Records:

— Start —

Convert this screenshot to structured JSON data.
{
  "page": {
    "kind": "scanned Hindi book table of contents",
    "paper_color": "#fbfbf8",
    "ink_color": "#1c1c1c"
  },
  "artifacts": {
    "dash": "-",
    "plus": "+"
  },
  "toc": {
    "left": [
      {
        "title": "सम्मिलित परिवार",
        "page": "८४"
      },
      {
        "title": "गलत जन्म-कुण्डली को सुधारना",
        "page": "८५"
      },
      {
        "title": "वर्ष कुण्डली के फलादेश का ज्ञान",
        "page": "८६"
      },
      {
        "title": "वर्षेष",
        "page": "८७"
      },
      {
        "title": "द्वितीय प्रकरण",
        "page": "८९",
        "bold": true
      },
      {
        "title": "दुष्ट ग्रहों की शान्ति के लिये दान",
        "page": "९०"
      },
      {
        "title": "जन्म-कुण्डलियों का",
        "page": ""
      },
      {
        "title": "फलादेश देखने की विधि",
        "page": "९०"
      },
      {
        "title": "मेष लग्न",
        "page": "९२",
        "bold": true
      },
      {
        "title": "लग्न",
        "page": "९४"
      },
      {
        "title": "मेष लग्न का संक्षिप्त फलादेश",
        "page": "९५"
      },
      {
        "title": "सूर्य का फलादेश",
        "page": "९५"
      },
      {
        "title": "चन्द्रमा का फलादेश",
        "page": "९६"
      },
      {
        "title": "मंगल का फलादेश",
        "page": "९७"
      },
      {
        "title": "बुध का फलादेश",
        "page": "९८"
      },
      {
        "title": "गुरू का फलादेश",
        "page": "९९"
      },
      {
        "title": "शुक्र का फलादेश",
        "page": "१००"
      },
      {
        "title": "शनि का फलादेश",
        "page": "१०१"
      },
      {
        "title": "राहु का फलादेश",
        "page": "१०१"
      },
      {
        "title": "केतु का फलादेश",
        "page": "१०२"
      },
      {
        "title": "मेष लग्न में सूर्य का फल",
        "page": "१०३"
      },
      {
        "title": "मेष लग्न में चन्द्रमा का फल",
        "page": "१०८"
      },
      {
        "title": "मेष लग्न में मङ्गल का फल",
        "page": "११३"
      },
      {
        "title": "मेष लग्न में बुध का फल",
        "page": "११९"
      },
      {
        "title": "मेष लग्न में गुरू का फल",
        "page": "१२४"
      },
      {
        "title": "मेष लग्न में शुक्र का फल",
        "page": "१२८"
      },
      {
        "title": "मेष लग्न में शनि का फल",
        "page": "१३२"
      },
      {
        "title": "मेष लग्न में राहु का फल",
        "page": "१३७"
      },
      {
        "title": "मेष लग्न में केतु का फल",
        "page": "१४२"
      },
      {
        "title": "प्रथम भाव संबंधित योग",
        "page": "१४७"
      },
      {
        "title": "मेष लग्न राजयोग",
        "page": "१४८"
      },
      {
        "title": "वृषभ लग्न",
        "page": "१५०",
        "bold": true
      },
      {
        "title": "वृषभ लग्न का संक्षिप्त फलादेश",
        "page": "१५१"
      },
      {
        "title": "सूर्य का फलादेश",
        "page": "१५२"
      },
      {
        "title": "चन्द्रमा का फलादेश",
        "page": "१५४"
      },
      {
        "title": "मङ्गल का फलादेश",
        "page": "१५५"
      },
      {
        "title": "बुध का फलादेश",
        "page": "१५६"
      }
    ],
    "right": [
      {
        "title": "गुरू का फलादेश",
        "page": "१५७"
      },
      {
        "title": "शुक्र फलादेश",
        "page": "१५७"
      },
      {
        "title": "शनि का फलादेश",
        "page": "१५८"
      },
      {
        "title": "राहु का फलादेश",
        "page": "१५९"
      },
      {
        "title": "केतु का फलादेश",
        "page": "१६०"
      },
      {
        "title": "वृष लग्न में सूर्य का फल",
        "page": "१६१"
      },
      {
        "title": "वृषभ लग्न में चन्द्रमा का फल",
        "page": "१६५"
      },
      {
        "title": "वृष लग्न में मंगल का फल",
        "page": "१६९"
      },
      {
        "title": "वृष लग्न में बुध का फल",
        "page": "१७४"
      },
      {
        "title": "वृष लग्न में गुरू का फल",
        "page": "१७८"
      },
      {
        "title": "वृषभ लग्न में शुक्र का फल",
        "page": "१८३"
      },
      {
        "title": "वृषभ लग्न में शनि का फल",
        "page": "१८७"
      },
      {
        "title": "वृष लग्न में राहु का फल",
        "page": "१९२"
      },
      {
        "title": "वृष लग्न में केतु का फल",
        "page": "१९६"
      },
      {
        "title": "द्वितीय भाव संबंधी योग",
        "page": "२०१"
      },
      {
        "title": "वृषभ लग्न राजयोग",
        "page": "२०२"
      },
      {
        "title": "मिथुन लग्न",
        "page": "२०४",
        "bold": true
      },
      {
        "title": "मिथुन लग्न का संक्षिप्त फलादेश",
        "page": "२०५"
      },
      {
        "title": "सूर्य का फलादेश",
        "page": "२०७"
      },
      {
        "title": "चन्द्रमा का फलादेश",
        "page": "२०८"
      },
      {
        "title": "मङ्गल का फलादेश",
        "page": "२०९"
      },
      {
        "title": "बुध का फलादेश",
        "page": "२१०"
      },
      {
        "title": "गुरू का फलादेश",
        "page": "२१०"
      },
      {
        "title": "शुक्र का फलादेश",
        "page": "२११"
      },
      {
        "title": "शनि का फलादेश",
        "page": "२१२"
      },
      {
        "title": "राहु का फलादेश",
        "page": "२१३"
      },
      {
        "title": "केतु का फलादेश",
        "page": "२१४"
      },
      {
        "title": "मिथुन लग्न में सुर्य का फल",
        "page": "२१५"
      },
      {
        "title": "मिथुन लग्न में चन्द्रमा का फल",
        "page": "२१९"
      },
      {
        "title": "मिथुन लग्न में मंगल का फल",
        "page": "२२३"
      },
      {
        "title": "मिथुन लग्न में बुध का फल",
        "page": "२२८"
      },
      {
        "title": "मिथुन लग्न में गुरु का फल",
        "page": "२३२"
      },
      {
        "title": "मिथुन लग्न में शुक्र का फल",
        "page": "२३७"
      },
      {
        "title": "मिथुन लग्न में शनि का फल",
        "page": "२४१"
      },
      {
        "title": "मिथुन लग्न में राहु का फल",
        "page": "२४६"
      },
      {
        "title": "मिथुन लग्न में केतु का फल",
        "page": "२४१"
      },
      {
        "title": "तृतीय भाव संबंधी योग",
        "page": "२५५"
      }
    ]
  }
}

— End —
— Start —

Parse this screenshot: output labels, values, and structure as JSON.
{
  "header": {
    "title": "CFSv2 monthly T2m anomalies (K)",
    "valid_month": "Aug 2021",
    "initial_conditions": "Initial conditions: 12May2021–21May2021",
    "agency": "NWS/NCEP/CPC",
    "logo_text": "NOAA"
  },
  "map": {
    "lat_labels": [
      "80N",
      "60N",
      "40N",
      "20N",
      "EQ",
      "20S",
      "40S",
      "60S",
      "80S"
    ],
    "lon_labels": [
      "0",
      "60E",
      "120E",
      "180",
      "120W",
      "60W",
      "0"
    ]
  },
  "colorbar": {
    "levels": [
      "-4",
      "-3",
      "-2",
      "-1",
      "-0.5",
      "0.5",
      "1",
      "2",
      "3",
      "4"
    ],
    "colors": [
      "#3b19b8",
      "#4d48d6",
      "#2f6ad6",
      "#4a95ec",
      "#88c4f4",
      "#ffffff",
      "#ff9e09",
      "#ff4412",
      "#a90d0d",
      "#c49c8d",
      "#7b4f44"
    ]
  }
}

— End —

* [TASK OBJECTIVE]
Lines that include the word "screenshot" are to be extracted from the data above.

* [EXPECTED ANSWER]
Convert this screenshot to structured JSON data.
Parse this screenshot: output labels, values, and structure as JSON.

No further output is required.